§ **Listing**:
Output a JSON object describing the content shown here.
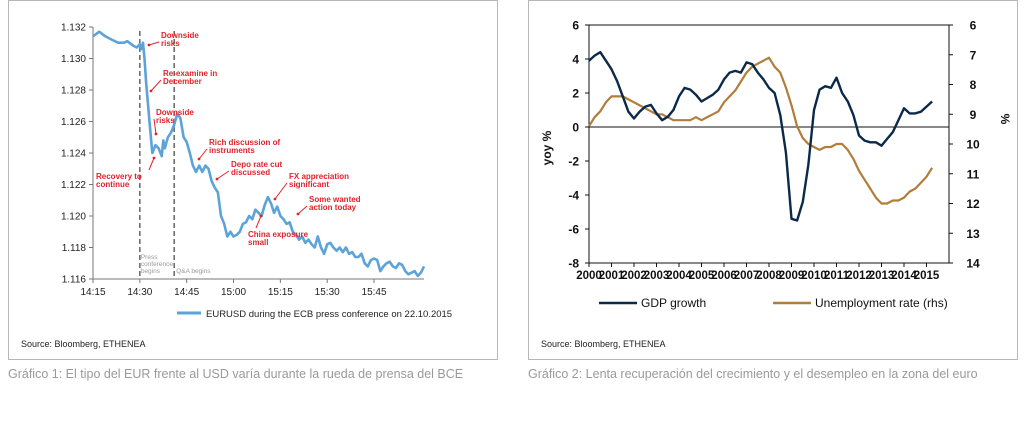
{
  "chart_data": [
    {
      "type": "line",
      "title": "",
      "xlabel": "",
      "ylabel": "",
      "categories": [
        "14:15",
        "14:30",
        "14:45",
        "15:00",
        "15:15",
        "15:30",
        "15:45"
      ],
      "yticks": [
        "1.116",
        "1.118",
        "1.120",
        "1.122",
        "1.124",
        "1.126",
        "1.128",
        "1.130",
        "1.132"
      ],
      "ylim": [
        1.116,
        1.132
      ],
      "xlim_minutes": [
        0,
        106
      ],
      "series": [
        {
          "name": "EURUSD during the ECB press conference on 22.10.2015",
          "color": "#5ba3d9",
          "x": [
            0,
            2,
            4,
            6,
            8,
            10,
            11,
            13,
            14,
            15,
            15.5,
            16,
            16.5,
            17,
            18,
            19,
            20,
            21,
            22,
            22.5,
            23,
            24,
            25,
            26,
            27,
            28,
            29,
            30,
            31,
            32,
            33,
            34,
            35,
            36,
            37,
            38,
            39,
            40,
            41,
            42,
            43,
            44,
            45,
            46,
            47,
            48,
            49,
            50,
            51,
            52,
            53,
            54,
            55,
            56,
            57,
            58,
            59,
            60,
            61,
            62,
            63,
            64,
            65,
            66,
            67,
            68,
            69,
            70,
            71,
            72,
            73,
            74,
            75,
            76,
            77,
            78,
            79,
            80,
            81,
            82,
            83,
            84,
            85,
            86,
            87,
            88,
            89,
            90,
            91,
            92,
            93,
            94,
            95,
            96,
            97,
            98,
            99,
            100,
            101,
            102,
            103,
            104,
            105,
            106
          ],
          "values": [
            1.1314,
            1.1317,
            1.1314,
            1.1312,
            1.131,
            1.131,
            1.1311,
            1.1308,
            1.1307,
            1.1309,
            1.1306,
            1.131,
            1.13,
            1.1285,
            1.1262,
            1.124,
            1.1245,
            1.1243,
            1.1238,
            1.1248,
            1.1243,
            1.125,
            1.1253,
            1.1258,
            1.1265,
            1.1262,
            1.125,
            1.1247,
            1.124,
            1.1232,
            1.1228,
            1.1232,
            1.1228,
            1.1232,
            1.123,
            1.1222,
            1.1218,
            1.1215,
            1.12,
            1.1195,
            1.1187,
            1.119,
            1.1187,
            1.1188,
            1.119,
            1.1195,
            1.1196,
            1.12,
            1.1198,
            1.1204,
            1.1202,
            1.12,
            1.1207,
            1.1212,
            1.1208,
            1.1202,
            1.1206,
            1.12,
            1.1198,
            1.1195,
            1.1196,
            1.119,
            1.1188,
            1.1185,
            1.1187,
            1.1183,
            1.1185,
            1.1182,
            1.118,
            1.1187,
            1.118,
            1.1176,
            1.1182,
            1.1183,
            1.118,
            1.1178,
            1.118,
            1.1177,
            1.118,
            1.1176,
            1.1177,
            1.1174,
            1.1174,
            1.1176,
            1.117,
            1.1168,
            1.1172,
            1.1173,
            1.1172,
            1.1165,
            1.1168,
            1.117,
            1.1171,
            1.1168,
            1.1167,
            1.117,
            1.1169,
            1.1165,
            1.1163,
            1.1164,
            1.1165,
            1.1162,
            1.1164,
            1.1168
          ]
        }
      ],
      "vlines": [
        {
          "x": 15,
          "label": "Press conference begins"
        },
        {
          "x": 26,
          "label": "Q&A begins"
        }
      ],
      "annotations": [
        {
          "text": "Downside risks",
          "x": 15,
          "y": 1.131
        },
        {
          "text": "Re-examine in December",
          "x": 16,
          "y": 1.1285
        },
        {
          "text": "Downside risks",
          "x": 19,
          "y": 1.1248
        },
        {
          "text": "Recovery to continue",
          "x": 17,
          "y": 1.124
        },
        {
          "text": "Rich discussion of instruments",
          "x": 32,
          "y": 1.1242
        },
        {
          "text": "Depo rate cut discussed",
          "x": 40,
          "y": 1.1228
        },
        {
          "text": "FX appreciation significant",
          "x": 59,
          "y": 1.1212
        },
        {
          "text": "China exposure small",
          "x": 54,
          "y": 1.12
        },
        {
          "text": "Some wanted action today",
          "x": 65,
          "y": 1.1205
        }
      ],
      "legend": "bottom",
      "grid": false
    },
    {
      "type": "line",
      "title": "",
      "xlabel": "",
      "ylabel": "yoy %",
      "ylabel_right": "%",
      "xticks": [
        "2000",
        "2001",
        "2002",
        "2003",
        "2004",
        "2005",
        "2006",
        "2007",
        "2008",
        "2009",
        "2010",
        "2011",
        "2012",
        "2013",
        "2014",
        "2015"
      ],
      "yticks_left": [
        "6",
        "4",
        "2",
        "0",
        "-2",
        "-4",
        "-6",
        "-8"
      ],
      "yticks_right": [
        "6",
        "7",
        "8",
        "9",
        "10",
        "11",
        "12",
        "13",
        "14"
      ],
      "ylim": [
        -8,
        6
      ],
      "ylim_right_inverted": [
        6,
        14
      ],
      "xlim": [
        2000,
        2016
      ],
      "series": [
        {
          "name": "GDP growth",
          "axis": "left",
          "color": "#0b2a4a",
          "x": [
            2000,
            2000.25,
            2000.5,
            2000.75,
            2001,
            2001.25,
            2001.5,
            2001.75,
            2002,
            2002.25,
            2002.5,
            2002.75,
            2003,
            2003.25,
            2003.5,
            2003.75,
            2004,
            2004.25,
            2004.5,
            2004.75,
            2005,
            2005.25,
            2005.5,
            2005.75,
            2006,
            2006.25,
            2006.5,
            2006.75,
            2007,
            2007.25,
            2007.5,
            2007.75,
            2008,
            2008.25,
            2008.5,
            2008.75,
            2009,
            2009.25,
            2009.5,
            2009.75,
            2010,
            2010.25,
            2010.5,
            2010.75,
            2011,
            2011.25,
            2011.5,
            2011.75,
            2012,
            2012.25,
            2012.5,
            2012.75,
            2013,
            2013.25,
            2013.5,
            2013.75,
            2014,
            2014.25,
            2014.5,
            2014.75,
            2015,
            2015.25
          ],
          "values": [
            3.9,
            4.2,
            4.4,
            3.9,
            3.4,
            2.7,
            1.8,
            0.9,
            0.5,
            0.9,
            1.2,
            1.3,
            0.8,
            0.4,
            0.6,
            1.0,
            1.8,
            2.3,
            2.2,
            1.9,
            1.5,
            1.7,
            1.9,
            2.2,
            2.8,
            3.2,
            3.3,
            3.2,
            3.8,
            3.7,
            3.2,
            2.8,
            2.3,
            2.0,
            0.7,
            -1.5,
            -5.4,
            -5.5,
            -4.4,
            -2.2,
            1.0,
            2.2,
            2.4,
            2.3,
            2.9,
            2.0,
            1.5,
            0.7,
            -0.5,
            -0.8,
            -0.9,
            -0.9,
            -1.1,
            -0.7,
            -0.3,
            0.4,
            1.1,
            0.8,
            0.8,
            0.9,
            1.2,
            1.5
          ]
        },
        {
          "name": "Unemployment rate (rhs)",
          "axis": "right",
          "color": "#b07e3a",
          "x": [
            2000,
            2000.25,
            2000.5,
            2000.75,
            2001,
            2001.25,
            2001.5,
            2001.75,
            2002,
            2002.25,
            2002.5,
            2002.75,
            2003,
            2003.25,
            2003.5,
            2003.75,
            2004,
            2004.25,
            2004.5,
            2004.75,
            2005,
            2005.25,
            2005.5,
            2005.75,
            2006,
            2006.25,
            2006.5,
            2006.75,
            2007,
            2007.25,
            2007.5,
            2007.75,
            2008,
            2008.25,
            2008.5,
            2008.75,
            2009,
            2009.25,
            2009.5,
            2009.75,
            2010,
            2010.25,
            2010.5,
            2010.75,
            2011,
            2011.25,
            2011.5,
            2011.75,
            2012,
            2012.25,
            2012.5,
            2012.75,
            2013,
            2013.25,
            2013.5,
            2013.75,
            2014,
            2014.25,
            2014.5,
            2014.75,
            2015,
            2015.25
          ],
          "values": [
            9.4,
            9.1,
            8.9,
            8.6,
            8.4,
            8.4,
            8.4,
            8.5,
            8.6,
            8.7,
            8.8,
            8.9,
            9.0,
            9.0,
            9.1,
            9.2,
            9.2,
            9.2,
            9.2,
            9.1,
            9.2,
            9.1,
            9.0,
            8.9,
            8.6,
            8.4,
            8.2,
            7.9,
            7.6,
            7.4,
            7.3,
            7.2,
            7.1,
            7.4,
            7.6,
            8.1,
            8.7,
            9.4,
            9.8,
            10.0,
            10.1,
            10.2,
            10.1,
            10.1,
            10.0,
            10.0,
            10.2,
            10.5,
            10.9,
            11.2,
            11.5,
            11.8,
            12.0,
            12.0,
            11.9,
            11.9,
            11.8,
            11.6,
            11.5,
            11.3,
            11.1,
            10.8
          ]
        }
      ],
      "legend": "bottom",
      "grid": false
    }
  ],
  "panel1": {
    "source": "Source: Bloomberg, ETHENEA",
    "vline_label_1a": "Press",
    "vline_label_1b": "conference",
    "vline_label_1c": "begins",
    "vline_label_2": "Q&A begins",
    "legend_label": "EURUSD during the ECB press conference on 22.10.2015"
  },
  "panel2": {
    "source": "Source: Bloomberg, ETHENEA",
    "legend_gdp": "GDP growth",
    "legend_unemp": "Unemployment rate (rhs)",
    "ylabel_left": "yoy %",
    "ylabel_right": "%"
  },
  "captions": {
    "caption1": "Gráfico 1: El tipo del EUR frente al USD varía durante la rueda de prensa del BCE",
    "caption2": "Gráfico 2: Lenta recuperación del crecimiento y el desempleo en la zona del euro"
  },
  "colors": {
    "eurusd_line": "#5ba3d9",
    "annotation_red": "#e2232a",
    "gdp_line": "#0b2a4a",
    "unemp_line": "#b07e3a",
    "caption_gray": "#9a9a9a"
  }
}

§ **What the task asks**: Say how many lines in the records above hold "begins", and give no other text.

§ **Task answer**: 4